__PROBLEMS TO SOLVE__.
A - Revise the forum thread from "I thought that" up to and including "thousands of civilians.", putting "commentators" wherever "columnists" appears.
B - Quote the records verbatim from their first line up to and including the line with "139, 519, 422]".

__TEXT EXCERPT__.
■ ■ ■ ■ ■ ■ ■
Thoughtful Jerry Coyne (@EvolutionIsTrue) on thoughtful Sam Harris (Dawkins words).

*Sam Harris on the Israel/Palestine conflict.*

http://whyevolutionistrue.wordpress.com/2014/07/28/sam-harris-on-the-israelpalestine-conflict/


----------



## bellenuit (29 July 2014)

Again another excellent article that encapsulates how many feel about what is currently going on....

_By Ali A. Rizvi - Pakistani-Canadian writer, physician and musician_

*7 Things to Consider Before Choosing Sides in the Middle East Conflict*

http://www.huffingtonpost.com/ali-a-rizvi/post_8056_b_5602701.html


----------



## luutzu (29 July 2014)

bellenuit said:


> Maybe it depends on who is doing the informing.
> 
> I said I was shocked at the overreaction of Israel. Am I the only one in the world who feels that?
> 
> ...




Maybe those human rights organisations' reports; the UN Reports into the conflict; history; maybe former Israeli soldiers; maybe studies, research and conclusions by professors of political science from Harvard and Uni of Chicago... 

I thought that would be a good section of academic and objective information.

Did you see in any of those sources opinions and columnists, on any side?

Maybe my own sense of right and wrong, own readings of history and politics and war...

But that's not it though, must be Hamas' PR machine. 


It's amazing that Hamas is committing double crimes against humanity because Hamas fired rockets into Israel indiscriminately (killing 2 Israeli citizens and a foreign maid), and also committing crimes by forcing the Israeli military to fired back non-indiscriminately and kill and maim thousands of civilians.

Honest minds that come up with that, and minds that bought that fluff... wow.

It's like an abusive spouse beating the heck out of the other spouse then blame him/her for forcing it on themselves and making the abuser look and feel bad for doing it.


----------



## luutzu (29 July 2014)

bellenuit said:


> *Why Don’t I Criticize Israel? (Sam Harris)*
> 
> http://www.samharris.org/blog/item/why-dont-i-criticize-israel
> 
> I think that article encapsulates what many of us feel about this conflict. Shocked with the overreaction of Israel, but somewhat understanding of the impossible situation they are in.




That's a scholarly piece of work there.

I wish I could "reason" like that.

Honestly, I didn't read the entire blog... maybe half. The first 1/3 goes on about most Jews don't believe in their Bibles, 'cause those books are bad, worst than the Koran... So Jews are liberal and not religious nuts like the Arabs and their Koran. Is that a fair summary?

Then I love this argument... That Arabs deny the Holocaust, and if it didn't happen, the Arabs want to make it happen and wipe Israel off the map. And you can see this in their teachings and their children's shows...
■ ■ ■ ■ ■ ■ ■
__RECORDS__.

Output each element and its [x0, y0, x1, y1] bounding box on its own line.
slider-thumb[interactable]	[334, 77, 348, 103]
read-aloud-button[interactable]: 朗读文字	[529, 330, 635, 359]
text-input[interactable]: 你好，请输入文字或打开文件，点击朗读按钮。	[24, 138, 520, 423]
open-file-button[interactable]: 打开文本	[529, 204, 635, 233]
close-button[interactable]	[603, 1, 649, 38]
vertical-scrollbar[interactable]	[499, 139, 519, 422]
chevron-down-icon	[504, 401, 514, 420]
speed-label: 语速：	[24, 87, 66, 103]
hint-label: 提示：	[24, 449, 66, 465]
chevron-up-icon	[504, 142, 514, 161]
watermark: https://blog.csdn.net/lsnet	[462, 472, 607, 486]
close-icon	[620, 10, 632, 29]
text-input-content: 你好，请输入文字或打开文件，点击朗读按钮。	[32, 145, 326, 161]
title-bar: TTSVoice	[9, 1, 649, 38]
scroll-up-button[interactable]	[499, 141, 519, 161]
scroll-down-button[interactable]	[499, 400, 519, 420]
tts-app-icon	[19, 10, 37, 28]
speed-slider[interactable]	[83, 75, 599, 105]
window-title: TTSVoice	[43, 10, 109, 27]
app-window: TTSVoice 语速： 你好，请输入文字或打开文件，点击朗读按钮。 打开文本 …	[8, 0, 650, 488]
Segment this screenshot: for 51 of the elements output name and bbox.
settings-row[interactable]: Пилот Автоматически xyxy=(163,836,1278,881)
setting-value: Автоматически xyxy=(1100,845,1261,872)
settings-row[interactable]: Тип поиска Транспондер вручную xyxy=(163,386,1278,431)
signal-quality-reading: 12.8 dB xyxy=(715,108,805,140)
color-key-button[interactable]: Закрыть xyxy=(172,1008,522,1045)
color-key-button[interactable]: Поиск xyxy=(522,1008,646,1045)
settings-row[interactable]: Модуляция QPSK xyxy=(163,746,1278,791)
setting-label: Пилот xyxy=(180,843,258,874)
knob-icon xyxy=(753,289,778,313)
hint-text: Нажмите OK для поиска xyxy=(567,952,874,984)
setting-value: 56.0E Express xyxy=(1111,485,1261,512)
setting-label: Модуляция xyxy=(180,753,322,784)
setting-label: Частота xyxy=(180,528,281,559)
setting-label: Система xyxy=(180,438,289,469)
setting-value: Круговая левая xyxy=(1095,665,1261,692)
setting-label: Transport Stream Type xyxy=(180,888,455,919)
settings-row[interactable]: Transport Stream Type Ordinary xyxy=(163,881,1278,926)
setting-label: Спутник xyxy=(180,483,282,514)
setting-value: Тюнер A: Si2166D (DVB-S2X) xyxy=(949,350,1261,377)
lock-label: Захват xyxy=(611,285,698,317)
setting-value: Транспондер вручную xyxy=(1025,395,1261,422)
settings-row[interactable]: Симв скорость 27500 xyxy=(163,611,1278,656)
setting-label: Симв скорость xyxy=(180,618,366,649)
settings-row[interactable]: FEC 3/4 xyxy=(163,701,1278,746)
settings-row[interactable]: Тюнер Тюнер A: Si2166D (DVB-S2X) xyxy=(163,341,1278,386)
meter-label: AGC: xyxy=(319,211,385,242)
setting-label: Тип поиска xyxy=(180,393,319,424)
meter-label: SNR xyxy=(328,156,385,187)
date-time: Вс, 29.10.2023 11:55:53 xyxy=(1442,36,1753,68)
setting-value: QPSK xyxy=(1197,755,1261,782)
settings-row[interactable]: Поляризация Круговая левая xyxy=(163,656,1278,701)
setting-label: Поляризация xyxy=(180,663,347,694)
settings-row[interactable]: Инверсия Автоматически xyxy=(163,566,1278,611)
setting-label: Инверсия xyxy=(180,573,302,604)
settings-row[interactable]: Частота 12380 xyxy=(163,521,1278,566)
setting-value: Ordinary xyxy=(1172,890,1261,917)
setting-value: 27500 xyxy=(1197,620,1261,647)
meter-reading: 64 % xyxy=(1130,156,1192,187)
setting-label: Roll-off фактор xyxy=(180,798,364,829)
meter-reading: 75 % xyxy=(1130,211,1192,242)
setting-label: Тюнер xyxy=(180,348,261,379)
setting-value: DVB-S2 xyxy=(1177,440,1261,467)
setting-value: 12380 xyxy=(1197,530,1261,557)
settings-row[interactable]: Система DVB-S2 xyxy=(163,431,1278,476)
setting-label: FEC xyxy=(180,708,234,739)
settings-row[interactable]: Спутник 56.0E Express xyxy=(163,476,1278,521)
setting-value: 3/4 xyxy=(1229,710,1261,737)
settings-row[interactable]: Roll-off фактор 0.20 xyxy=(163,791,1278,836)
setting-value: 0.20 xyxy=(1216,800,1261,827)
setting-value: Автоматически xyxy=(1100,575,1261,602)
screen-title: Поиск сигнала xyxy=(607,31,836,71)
■ ■ ■ ■ ■ ■ ■
__SOLUTION SET__.
A -
I thought that would be a good section of academic and objective information.

Did you see in any of those sources opinions and commentators, on any side?

Maybe my own sense of right and wrong, own readings of history and politics and war...

But that's not it though, must be Hamas' PR machine. 


It's amazing that Hamas is committing double crimes against humanity because Hamas fired rockets into Israel indiscriminately (killing 2 Israeli citizens and a foreign maid), and also committing crimes by forcing the Israeli military to fired back non-indiscriminately and kill and maim thousands of civilians.

B -
Output each element and its [x0, y0, x1, y1] bounding box on its own line.
slider-thumb[interactable]	[334, 77, 348, 103]
read-aloud-button[interactable]: 朗读文字	[529, 330, 635, 359]
text-input[interactable]: 你好，请输入文字或打开文件，点击朗读按钮。	[24, 138, 520, 423]
open-file-button[interactable]: 打开文本	[529, 204, 635, 233]
close-button[interactable]	[603, 1, 649, 38]
vertical-scrollbar[interactable]	[499, 139, 519, 422]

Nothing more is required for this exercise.